• [Instructions for the task] Copy the lines from the one with "Bar: [204, 365, 268, 382]" through the one with "Bar: [511, 77, 574, 93]", substituting "Column" for every "Bar" and changing nothing else.

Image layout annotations

· · · · · · ·

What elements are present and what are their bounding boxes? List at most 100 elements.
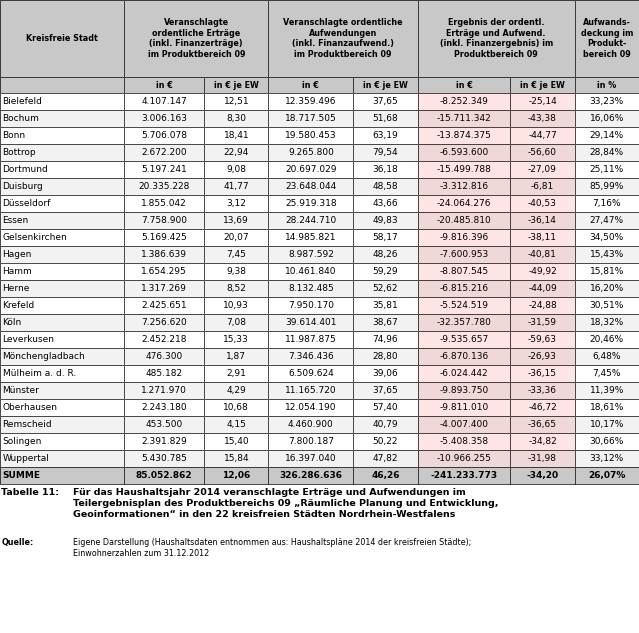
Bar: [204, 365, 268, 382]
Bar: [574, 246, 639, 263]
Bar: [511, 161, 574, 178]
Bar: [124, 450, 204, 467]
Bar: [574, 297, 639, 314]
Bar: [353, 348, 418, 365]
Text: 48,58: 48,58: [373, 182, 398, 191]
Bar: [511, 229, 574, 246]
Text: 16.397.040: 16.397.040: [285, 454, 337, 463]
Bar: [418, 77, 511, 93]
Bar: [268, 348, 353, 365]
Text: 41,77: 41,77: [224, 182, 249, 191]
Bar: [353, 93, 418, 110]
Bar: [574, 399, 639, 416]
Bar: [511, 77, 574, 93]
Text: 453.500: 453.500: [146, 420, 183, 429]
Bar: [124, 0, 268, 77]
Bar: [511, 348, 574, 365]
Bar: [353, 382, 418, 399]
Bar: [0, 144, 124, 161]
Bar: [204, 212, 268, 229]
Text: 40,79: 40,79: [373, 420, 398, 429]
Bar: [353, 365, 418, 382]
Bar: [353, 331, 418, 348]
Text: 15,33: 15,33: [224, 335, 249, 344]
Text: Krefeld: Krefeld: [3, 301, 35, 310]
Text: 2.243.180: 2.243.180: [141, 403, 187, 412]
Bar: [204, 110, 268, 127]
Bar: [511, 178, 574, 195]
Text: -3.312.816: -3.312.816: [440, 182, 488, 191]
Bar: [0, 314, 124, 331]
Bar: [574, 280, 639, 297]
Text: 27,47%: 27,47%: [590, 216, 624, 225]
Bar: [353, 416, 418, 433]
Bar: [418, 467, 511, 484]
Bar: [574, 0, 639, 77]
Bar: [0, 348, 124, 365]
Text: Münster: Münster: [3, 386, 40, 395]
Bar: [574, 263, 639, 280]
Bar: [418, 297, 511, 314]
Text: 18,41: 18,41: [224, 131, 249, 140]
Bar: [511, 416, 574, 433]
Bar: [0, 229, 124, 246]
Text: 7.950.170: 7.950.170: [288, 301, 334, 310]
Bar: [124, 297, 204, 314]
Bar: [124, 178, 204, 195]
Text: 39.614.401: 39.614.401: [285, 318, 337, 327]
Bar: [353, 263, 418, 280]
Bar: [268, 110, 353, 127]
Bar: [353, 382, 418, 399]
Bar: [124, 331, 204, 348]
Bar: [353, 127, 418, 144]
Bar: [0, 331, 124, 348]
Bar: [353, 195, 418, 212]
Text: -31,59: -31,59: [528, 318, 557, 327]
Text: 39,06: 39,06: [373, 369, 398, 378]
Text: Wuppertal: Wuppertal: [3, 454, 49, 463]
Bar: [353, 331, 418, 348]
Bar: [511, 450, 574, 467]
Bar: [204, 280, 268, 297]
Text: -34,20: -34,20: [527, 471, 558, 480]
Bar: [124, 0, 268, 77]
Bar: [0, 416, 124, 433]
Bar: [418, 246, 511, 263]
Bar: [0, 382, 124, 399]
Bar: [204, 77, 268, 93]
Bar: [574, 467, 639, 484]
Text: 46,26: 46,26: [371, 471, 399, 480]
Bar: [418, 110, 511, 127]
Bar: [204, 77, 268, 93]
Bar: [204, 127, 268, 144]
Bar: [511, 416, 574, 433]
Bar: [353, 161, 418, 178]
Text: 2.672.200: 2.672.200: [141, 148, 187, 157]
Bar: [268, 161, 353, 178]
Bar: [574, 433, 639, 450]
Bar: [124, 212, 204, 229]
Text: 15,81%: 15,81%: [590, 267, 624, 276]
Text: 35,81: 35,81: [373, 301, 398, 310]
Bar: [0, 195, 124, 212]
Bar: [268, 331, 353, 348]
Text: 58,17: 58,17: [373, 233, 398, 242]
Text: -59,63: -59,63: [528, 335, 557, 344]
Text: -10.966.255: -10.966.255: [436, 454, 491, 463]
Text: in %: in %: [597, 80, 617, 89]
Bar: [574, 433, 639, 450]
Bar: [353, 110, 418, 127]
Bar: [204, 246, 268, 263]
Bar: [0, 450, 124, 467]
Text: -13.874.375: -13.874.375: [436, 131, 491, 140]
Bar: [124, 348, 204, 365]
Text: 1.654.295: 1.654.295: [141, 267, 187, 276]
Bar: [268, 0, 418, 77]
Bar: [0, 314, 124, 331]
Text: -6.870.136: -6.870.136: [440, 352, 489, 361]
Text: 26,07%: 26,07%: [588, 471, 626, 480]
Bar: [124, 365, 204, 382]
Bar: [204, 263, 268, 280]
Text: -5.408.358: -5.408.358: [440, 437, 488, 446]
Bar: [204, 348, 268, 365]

· · · · · · ·

• [Worked answer]
Column: [204, 365, 268, 382]
Column: [574, 246, 639, 263]
Column: [511, 161, 574, 178]
Column: [124, 450, 204, 467]
Column: [574, 297, 639, 314]
Column: [353, 348, 418, 365]
Text: 48,58: 48,58: [373, 182, 398, 191]
Column: [511, 229, 574, 246]
Text: 16.397.040: 16.397.040: [285, 454, 337, 463]
Column: [418, 77, 511, 93]
Column: [268, 348, 353, 365]
Text: 41,77: 41,77: [224, 182, 249, 191]
Column: [353, 93, 418, 110]
Column: [574, 399, 639, 416]
Column: [511, 77, 574, 93]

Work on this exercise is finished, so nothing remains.